##### DATA #####

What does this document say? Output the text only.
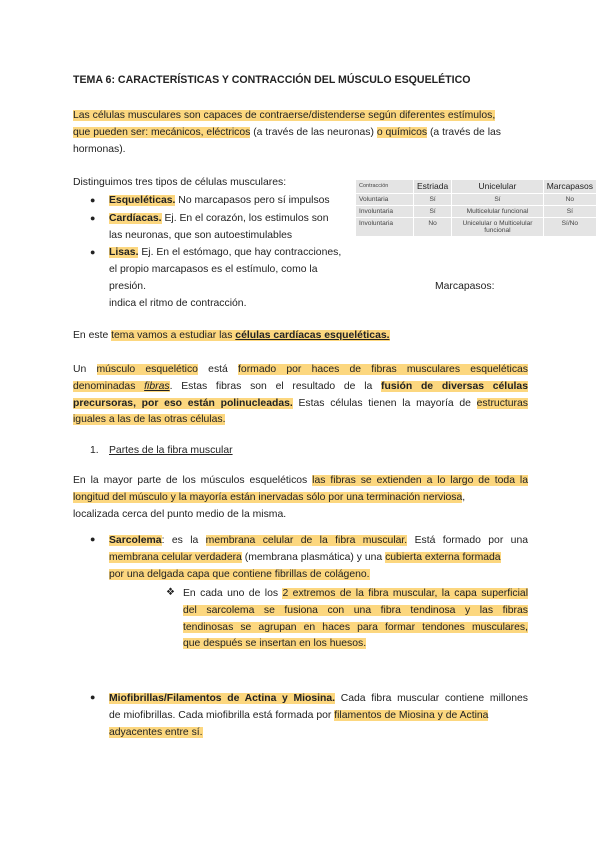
TEMA 6: CARACTERÍSTICAS Y CONTRACCIÓN DEL MÚSCULO ESQUELÉTICO
Las células musculares son capaces de contraerse/distenderse según diferentes estímulos,
que pueden ser: mecánicos, eléctricos (a través de las neuronas) o químicos (a través de las
hormonas).
Distinguimos tres tipos de células musculares:
● Esqueléticas. No marcapasos pero sí impulsos
● Cardíacas. Ej. En el corazón, los estimulos son
las neuronas, que son autoestimulables
● Lisas. Ej. En el estómago, que hay contracciones,
el propio marcapasos es el estímulo, como la
presión.	Marcapasos:
indica el ritmo de contracción.
Contracción	Estriada	Unicelular	Marcapasos
Voluntaria	Sí	Sí	No
Involuntaria	Sí	Multicelular funcional	Sí
Involuntaria	No	Unicelular o Multicelular funcional	Sí/No
En este tema vamos a estudiar las células cardíacas esqueléticas.
Un músculo esquelético está formado por haces de fibras musculares esqueléticas
denominadas fibras. Estas fibras son el resultado de la fusión de diversas células
precursoras, por eso están polinucleadas. Estas células tienen la mayoría de estructuras
iguales a las de las otras células.
1. Partes de la fibra muscular
En la mayor parte de los músculos esqueléticos las fibras se extienden a lo largo de toda la
longitud del músculo y la mayoría están inervadas sólo por una terminación nerviosa,
localizada cerca del punto medio de la misma.
● Sarcolema: es la membrana celular de la fibra muscular. Está formado por una
membrana celular verdadera (membrana plasmática) y una cubierta externa formada
por una delgada capa que contiene fibrillas de colágeno.
❖ En cada uno de los 2 extremos de la fibra muscular, la capa superficial
del sarcolema se fusiona con una fibra tendinosa y las fibras
tendinosas se agrupan en haces para formar tendones musculares,
que después se insertan en los huesos.
● Miofibrillas/Filamentos de Actina y Miosina. Cada fibra muscular contiene millones
de miofibrillas. Cada miofibrilla está formada por filamentos de Miosina y de Actina
adyacentes entre sí.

#####

## WHAT IS NEEDED
Tally the lines of the records holding the word "células", then state only the tally.

## EXERCISE RESULT
6